Look through the listing below and give the number of lines that hold "section". Say nothing more.

• • •

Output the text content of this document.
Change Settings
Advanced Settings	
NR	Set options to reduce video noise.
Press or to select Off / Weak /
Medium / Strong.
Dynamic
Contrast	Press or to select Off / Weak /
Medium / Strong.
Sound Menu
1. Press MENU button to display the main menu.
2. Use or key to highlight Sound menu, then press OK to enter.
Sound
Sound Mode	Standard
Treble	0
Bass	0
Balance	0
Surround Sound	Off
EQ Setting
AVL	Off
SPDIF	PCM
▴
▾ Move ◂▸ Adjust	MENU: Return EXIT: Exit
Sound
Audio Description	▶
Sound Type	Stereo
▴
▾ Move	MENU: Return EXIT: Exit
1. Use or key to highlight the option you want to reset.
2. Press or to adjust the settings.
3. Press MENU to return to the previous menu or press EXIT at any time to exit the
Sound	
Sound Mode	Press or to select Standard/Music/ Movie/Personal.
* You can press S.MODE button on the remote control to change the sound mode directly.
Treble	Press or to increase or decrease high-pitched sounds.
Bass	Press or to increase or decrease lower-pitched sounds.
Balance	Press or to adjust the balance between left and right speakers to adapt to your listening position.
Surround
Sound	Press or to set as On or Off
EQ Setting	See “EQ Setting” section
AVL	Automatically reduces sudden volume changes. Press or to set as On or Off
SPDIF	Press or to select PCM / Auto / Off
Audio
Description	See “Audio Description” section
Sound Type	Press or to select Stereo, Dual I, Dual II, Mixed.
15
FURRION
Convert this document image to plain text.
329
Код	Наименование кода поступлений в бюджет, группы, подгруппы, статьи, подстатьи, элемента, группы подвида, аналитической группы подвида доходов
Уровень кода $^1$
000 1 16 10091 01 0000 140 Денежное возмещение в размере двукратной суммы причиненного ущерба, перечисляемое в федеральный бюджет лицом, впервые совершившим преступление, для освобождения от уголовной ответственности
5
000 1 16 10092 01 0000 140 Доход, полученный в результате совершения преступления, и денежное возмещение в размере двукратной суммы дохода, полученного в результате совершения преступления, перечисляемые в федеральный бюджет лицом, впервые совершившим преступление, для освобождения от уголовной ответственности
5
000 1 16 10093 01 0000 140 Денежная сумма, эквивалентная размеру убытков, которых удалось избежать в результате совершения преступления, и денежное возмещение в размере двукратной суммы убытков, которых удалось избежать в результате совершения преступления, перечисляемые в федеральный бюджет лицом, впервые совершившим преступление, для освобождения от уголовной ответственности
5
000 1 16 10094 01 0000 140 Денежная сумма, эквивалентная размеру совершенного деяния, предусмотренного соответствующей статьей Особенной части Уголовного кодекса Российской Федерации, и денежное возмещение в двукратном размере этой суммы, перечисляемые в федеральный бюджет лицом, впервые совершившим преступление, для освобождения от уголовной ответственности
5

• • •

Problem solution: 2